Exercise instructions: Return all of the entries word for word, but omit the pictures they contain.

Data for the task:
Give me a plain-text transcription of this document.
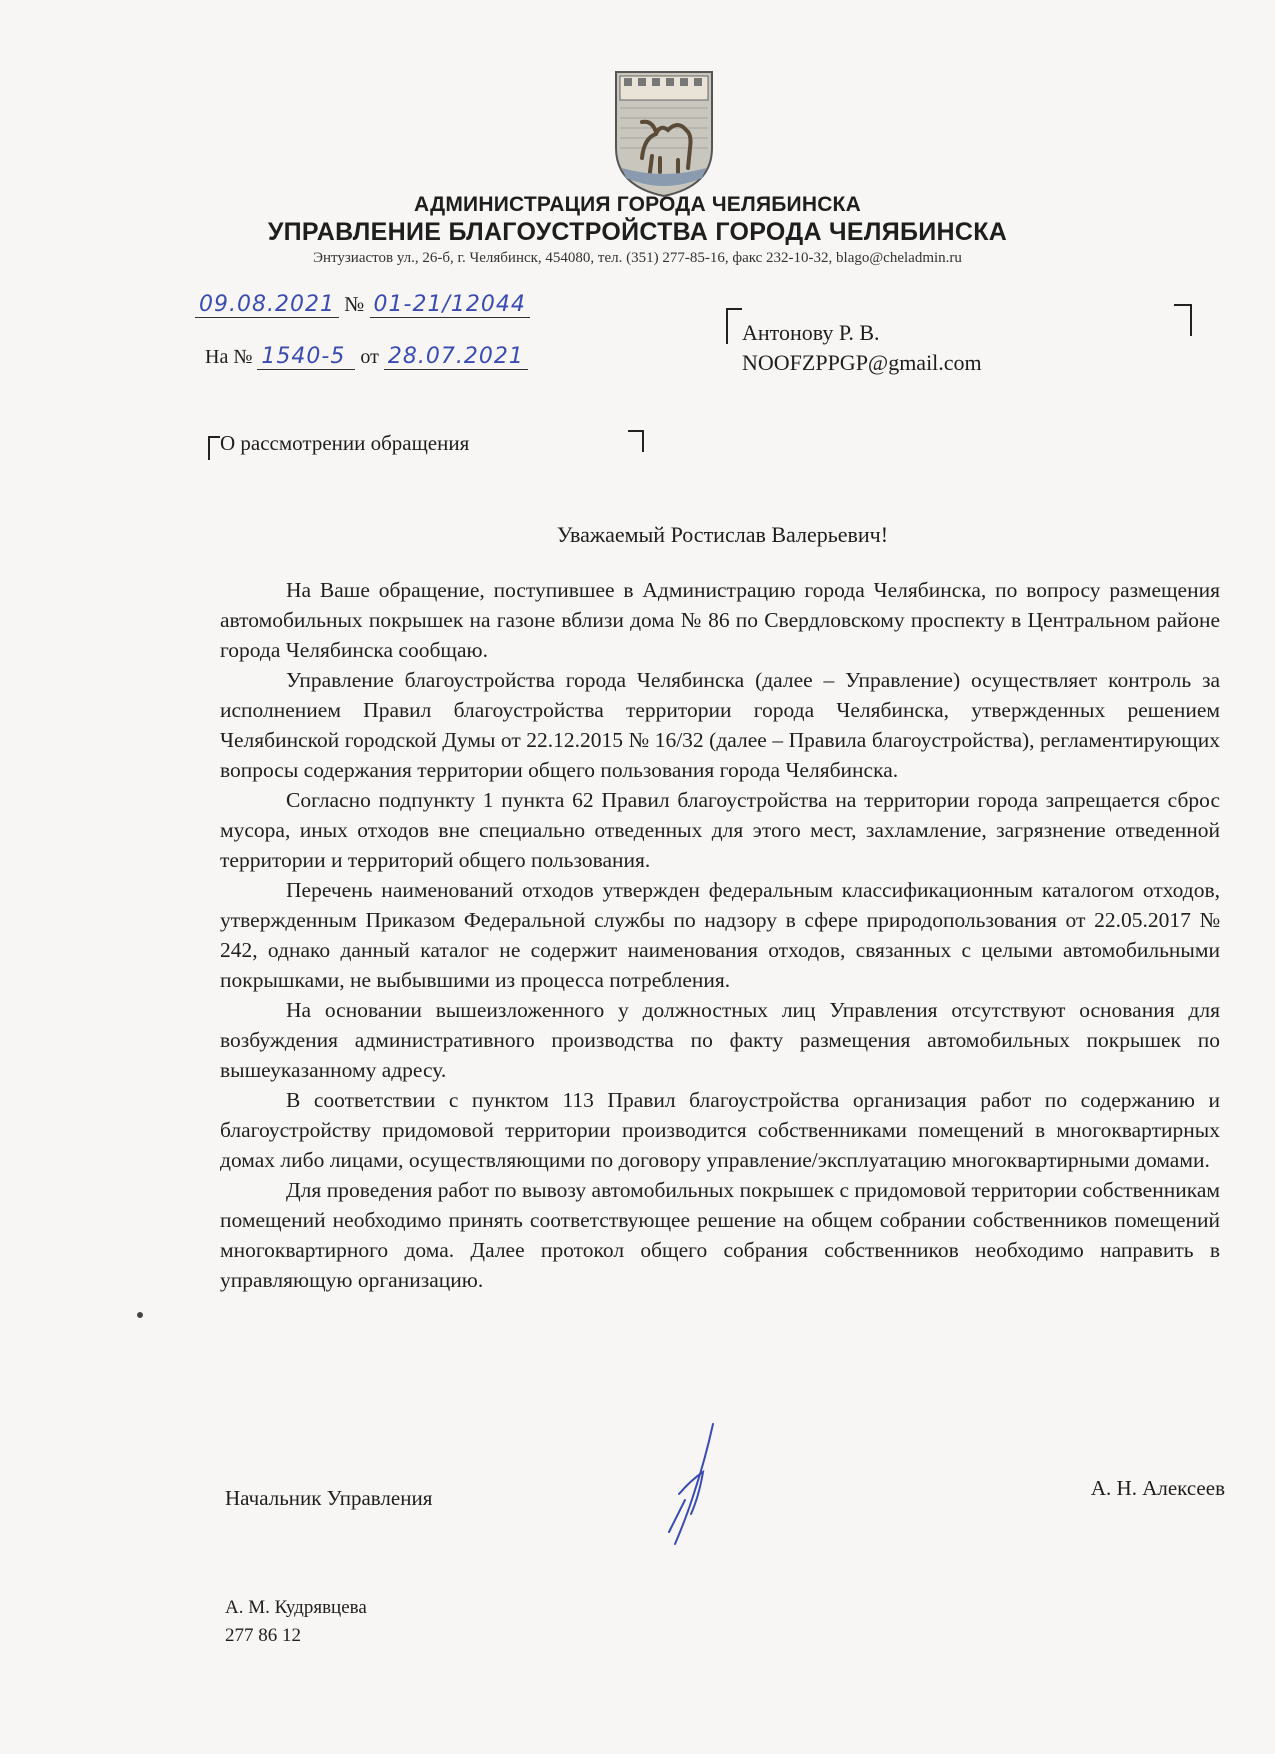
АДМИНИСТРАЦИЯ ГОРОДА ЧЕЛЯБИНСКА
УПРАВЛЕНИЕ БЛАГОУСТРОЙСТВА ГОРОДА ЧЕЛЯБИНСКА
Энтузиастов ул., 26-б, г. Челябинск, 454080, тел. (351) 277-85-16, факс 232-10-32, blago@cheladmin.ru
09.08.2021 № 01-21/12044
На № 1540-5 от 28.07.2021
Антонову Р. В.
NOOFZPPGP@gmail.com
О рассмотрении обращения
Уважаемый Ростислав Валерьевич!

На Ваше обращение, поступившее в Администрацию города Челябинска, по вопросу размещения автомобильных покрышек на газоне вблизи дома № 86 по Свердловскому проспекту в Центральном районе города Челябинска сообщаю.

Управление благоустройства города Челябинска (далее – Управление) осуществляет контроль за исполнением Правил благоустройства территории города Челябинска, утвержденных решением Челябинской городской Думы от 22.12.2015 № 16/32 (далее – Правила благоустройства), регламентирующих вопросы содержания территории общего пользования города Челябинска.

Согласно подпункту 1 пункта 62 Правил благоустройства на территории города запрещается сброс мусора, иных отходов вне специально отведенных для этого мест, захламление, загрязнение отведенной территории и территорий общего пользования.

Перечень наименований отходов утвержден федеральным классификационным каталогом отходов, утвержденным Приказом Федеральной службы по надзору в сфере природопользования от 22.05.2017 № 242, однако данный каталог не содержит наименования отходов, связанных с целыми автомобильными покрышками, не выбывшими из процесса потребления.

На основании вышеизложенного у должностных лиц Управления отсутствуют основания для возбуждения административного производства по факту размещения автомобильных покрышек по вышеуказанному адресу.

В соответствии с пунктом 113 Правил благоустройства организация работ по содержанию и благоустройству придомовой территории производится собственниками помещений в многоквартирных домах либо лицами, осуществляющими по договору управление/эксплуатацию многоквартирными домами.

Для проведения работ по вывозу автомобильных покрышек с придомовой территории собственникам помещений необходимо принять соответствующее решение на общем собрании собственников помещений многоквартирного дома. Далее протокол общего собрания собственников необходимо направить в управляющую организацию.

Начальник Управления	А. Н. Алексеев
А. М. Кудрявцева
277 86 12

Result:
Give me a plain-text transcription of this document.
АДМИНИСТРАЦИЯ ГОРОДА ЧЕЛЯБИНСКА
УПРАВЛЕНИЕ БЛАГОУСТРОЙСТВА ГОРОДА ЧЕЛЯБИНСКА
Энтузиастов ул., 26-б, г. Челябинск, 454080, тел. (351) 277-85-16, факс 232-10-32, blago@cheladmin.ru
09.08.2021 № 01-21/12044
На № 1540-5 от 28.07.2021
Антонову Р. В.
NOOFZPPGP@gmail.com
О рассмотрении обращения
Уважаемый Ростислав Валерьевич!

На Ваше обращение, поступившее в Администрацию города Челябинска, по вопросу размещения автомобильных покрышек на газоне вблизи дома № 86 по Свердловскому проспекту в Центральном районе города Челябинска сообщаю.

Управление благоустройства города Челябинска (далее – Управление) осуществляет контроль за исполнением Правил благоустройства территории города Челябинска, утвержденных решением Челябинской городской Думы от 22.12.2015 № 16/32 (далее – Правила благоустройства), регламентирующих вопросы содержания территории общего пользования города Челябинска.

Согласно подпункту 1 пункта 62 Правил благоустройства на территории города запрещается сброс мусора, иных отходов вне специально отведенных для этого мест, захламление, загрязнение отведенной территории и территорий общего пользования.

Перечень наименований отходов утвержден федеральным классификационным каталогом отходов, утвержденным Приказом Федеральной службы по надзору в сфере природопользования от 22.05.2017 № 242, однако данный каталог не содержит наименования отходов, связанных с целыми автомобильными покрышками, не выбывшими из процесса потребления.

На основании вышеизложенного у должностных лиц Управления отсутствуют основания для возбуждения административного производства по факту размещения автомобильных покрышек по вышеуказанному адресу.

В соответствии с пунктом 113 Правил благоустройства организация работ по содержанию и благоустройству придомовой территории производится собственниками помещений в многоквартирных домах либо лицами, осуществляющими по договору управление/эксплуатацию многоквартирными домами.

Для проведения работ по вывозу автомобильных покрышек с придомовой территории собственникам помещений необходимо принять соответствующее решение на общем собрании собственников помещений многоквартирного дома. Далее протокол общего собрания собственников необходимо направить в управляющую организацию.

Начальник Управления	А. Н. Алексеев
А. М. Кудрявцева
277 86 12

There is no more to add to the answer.